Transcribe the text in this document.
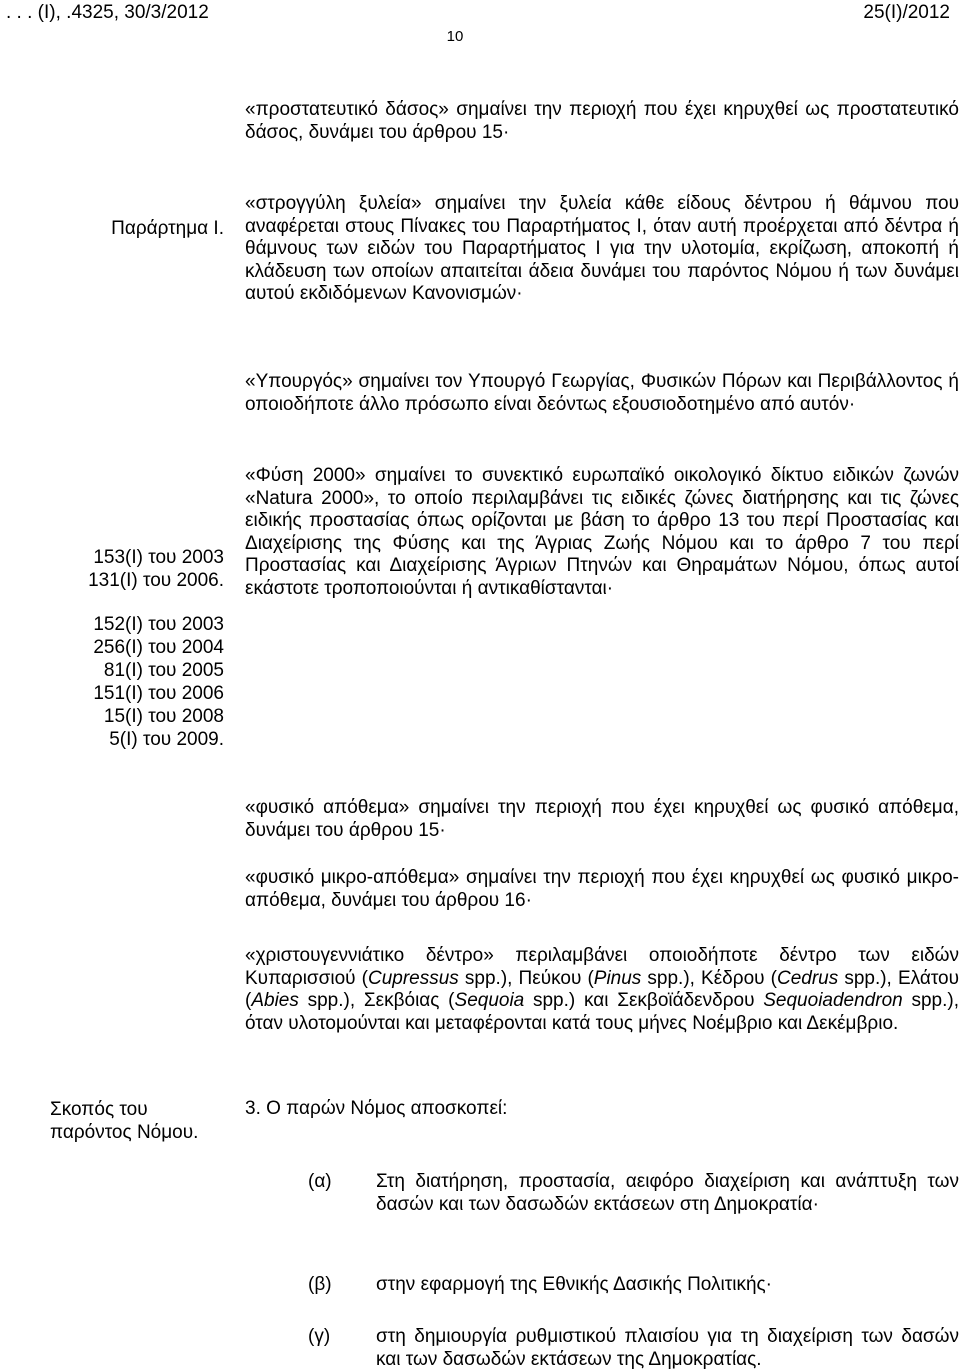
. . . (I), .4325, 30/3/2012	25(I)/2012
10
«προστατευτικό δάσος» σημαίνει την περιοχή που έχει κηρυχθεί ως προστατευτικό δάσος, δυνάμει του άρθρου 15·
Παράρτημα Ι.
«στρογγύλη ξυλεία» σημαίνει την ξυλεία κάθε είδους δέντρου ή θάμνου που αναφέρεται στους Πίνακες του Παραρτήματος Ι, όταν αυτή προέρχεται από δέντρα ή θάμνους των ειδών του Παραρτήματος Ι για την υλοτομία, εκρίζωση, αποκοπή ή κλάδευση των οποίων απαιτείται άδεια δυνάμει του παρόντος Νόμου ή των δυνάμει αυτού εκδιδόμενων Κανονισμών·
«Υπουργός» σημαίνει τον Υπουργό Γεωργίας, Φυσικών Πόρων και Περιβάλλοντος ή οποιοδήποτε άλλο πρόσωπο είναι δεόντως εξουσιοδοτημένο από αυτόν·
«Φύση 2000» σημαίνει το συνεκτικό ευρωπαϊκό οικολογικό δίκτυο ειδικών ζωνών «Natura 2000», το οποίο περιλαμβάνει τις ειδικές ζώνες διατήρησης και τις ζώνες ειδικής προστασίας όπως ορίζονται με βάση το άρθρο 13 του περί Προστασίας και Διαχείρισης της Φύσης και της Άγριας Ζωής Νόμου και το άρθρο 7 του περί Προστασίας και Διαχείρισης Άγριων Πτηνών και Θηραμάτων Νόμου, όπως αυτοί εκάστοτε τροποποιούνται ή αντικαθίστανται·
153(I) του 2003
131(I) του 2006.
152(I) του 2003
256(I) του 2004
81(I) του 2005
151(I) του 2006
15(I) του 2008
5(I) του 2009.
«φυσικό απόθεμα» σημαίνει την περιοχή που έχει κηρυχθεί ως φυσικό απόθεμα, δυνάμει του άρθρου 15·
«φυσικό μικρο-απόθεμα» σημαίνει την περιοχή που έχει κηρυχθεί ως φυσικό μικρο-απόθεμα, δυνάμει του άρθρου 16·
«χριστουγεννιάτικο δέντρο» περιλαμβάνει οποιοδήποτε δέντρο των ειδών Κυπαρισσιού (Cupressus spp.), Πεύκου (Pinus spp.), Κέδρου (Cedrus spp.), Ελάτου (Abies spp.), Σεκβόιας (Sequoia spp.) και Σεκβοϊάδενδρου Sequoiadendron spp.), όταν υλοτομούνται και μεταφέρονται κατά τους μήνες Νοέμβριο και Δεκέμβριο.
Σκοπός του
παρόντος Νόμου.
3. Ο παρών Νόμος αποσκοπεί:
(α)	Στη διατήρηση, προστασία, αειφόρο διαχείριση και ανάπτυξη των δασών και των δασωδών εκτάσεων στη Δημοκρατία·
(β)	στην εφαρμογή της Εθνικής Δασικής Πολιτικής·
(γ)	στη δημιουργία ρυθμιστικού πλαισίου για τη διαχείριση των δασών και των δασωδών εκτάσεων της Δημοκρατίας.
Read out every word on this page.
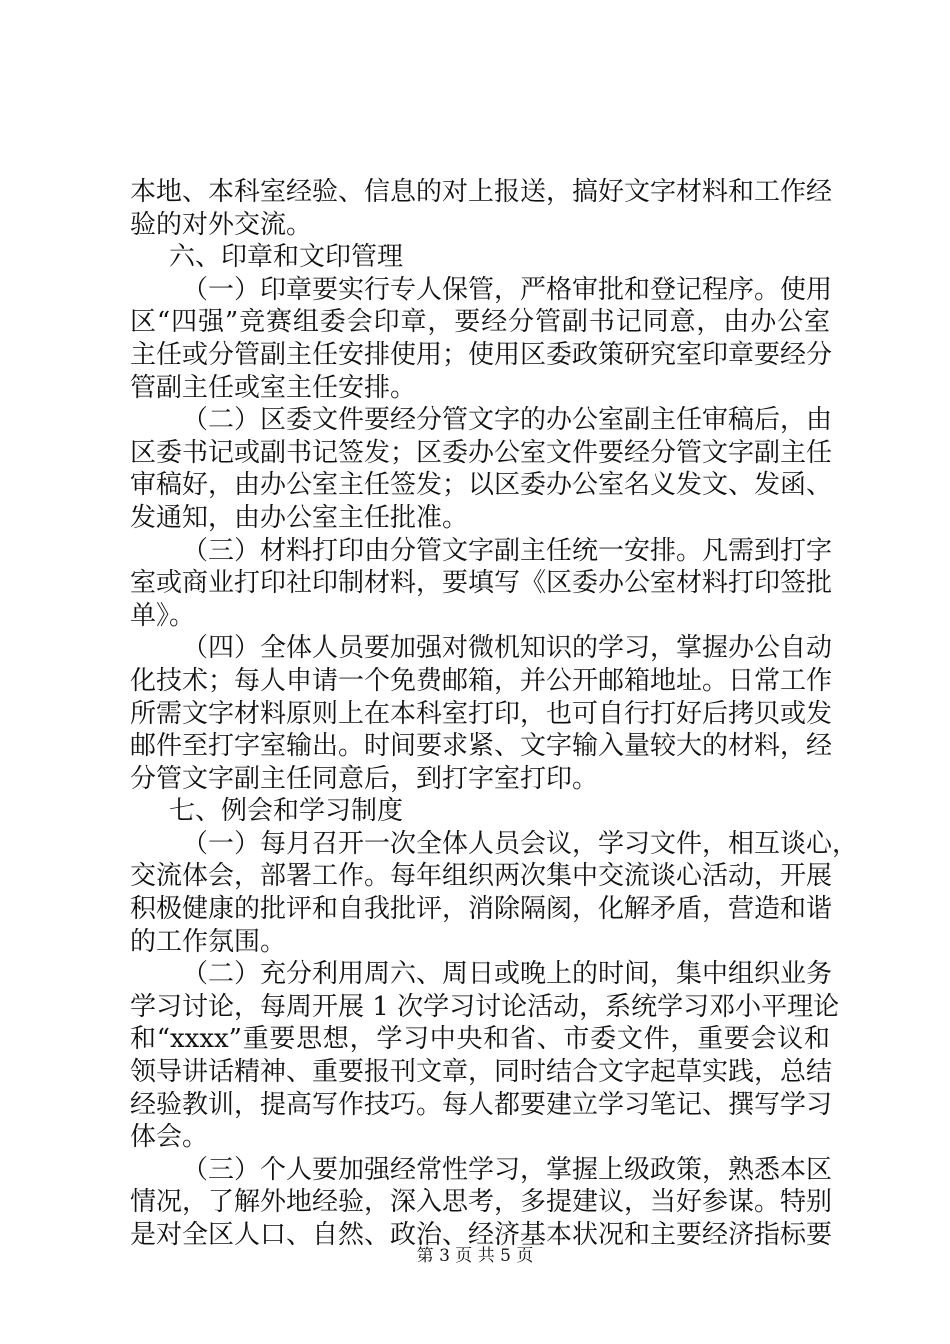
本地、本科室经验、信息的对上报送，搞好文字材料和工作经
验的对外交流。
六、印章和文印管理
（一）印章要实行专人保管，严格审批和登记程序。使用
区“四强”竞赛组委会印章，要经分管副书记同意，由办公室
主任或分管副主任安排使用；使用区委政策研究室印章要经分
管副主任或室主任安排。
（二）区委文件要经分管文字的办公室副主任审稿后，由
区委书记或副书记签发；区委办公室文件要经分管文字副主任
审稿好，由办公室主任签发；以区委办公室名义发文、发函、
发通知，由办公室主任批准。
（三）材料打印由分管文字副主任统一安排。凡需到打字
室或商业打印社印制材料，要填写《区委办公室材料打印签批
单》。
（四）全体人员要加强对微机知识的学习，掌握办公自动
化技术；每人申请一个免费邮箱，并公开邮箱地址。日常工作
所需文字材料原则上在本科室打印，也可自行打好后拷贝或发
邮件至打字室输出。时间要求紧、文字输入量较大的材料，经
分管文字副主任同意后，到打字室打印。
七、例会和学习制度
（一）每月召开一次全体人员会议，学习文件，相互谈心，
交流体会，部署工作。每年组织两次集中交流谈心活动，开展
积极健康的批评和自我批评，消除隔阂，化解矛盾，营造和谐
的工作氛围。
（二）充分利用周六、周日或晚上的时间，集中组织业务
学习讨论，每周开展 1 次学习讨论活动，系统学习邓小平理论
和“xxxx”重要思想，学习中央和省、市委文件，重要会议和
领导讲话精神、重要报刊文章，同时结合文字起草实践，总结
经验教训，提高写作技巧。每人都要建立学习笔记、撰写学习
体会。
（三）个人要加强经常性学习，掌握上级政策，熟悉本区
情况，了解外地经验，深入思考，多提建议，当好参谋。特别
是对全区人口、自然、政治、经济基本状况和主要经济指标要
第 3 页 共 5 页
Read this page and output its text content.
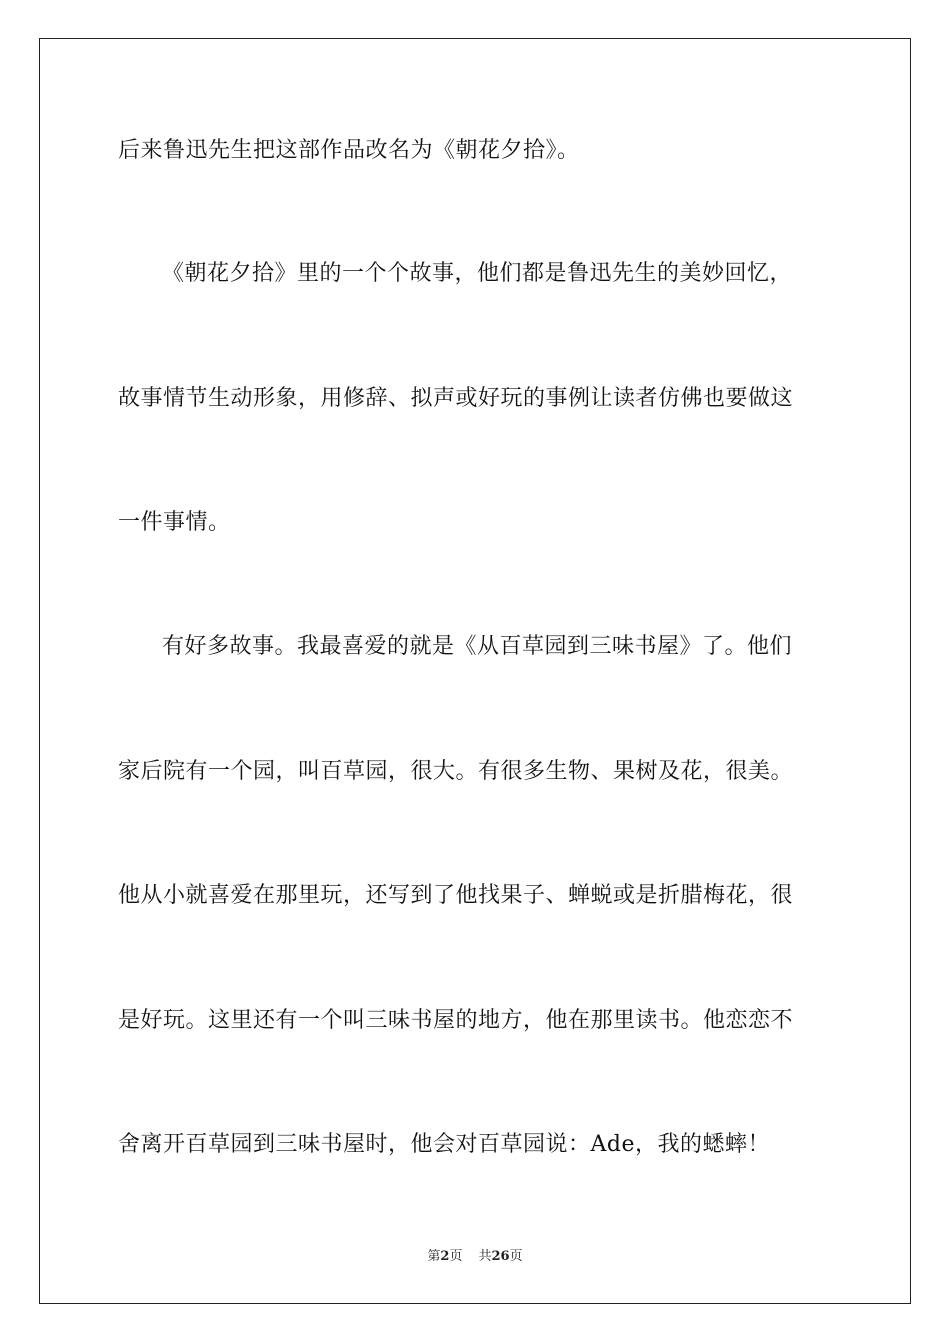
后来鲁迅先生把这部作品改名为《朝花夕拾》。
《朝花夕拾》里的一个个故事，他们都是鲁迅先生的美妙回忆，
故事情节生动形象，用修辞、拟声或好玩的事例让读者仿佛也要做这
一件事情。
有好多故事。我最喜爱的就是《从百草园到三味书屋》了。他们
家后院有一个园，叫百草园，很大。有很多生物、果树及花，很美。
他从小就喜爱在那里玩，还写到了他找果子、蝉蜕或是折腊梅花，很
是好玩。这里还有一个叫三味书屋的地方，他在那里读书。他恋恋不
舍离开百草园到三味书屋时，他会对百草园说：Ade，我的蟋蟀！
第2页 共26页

-----

* **What to produce**
Lines from the one that contains "Read this page and output its text content." through the last line of the data above are to be extracted exactly, with no pictures and no other lines.

* **Solution for this task**
Read this page and output its text content.
后来鲁迅先生把这部作品改名为《朝花夕拾》。
《朝花夕拾》里的一个个故事，他们都是鲁迅先生的美妙回忆，
故事情节生动形象，用修辞、拟声或好玩的事例让读者仿佛也要做这
一件事情。
有好多故事。我最喜爱的就是《从百草园到三味书屋》了。他们
家后院有一个园，叫百草园，很大。有很多生物、果树及花，很美。
他从小就喜爱在那里玩，还写到了他找果子、蝉蜕或是折腊梅花，很
是好玩。这里还有一个叫三味书屋的地方，他在那里读书。他恋恋不
舍离开百草园到三味书屋时，他会对百草园说：Ade，我的蟋蟀！
第2页 共26页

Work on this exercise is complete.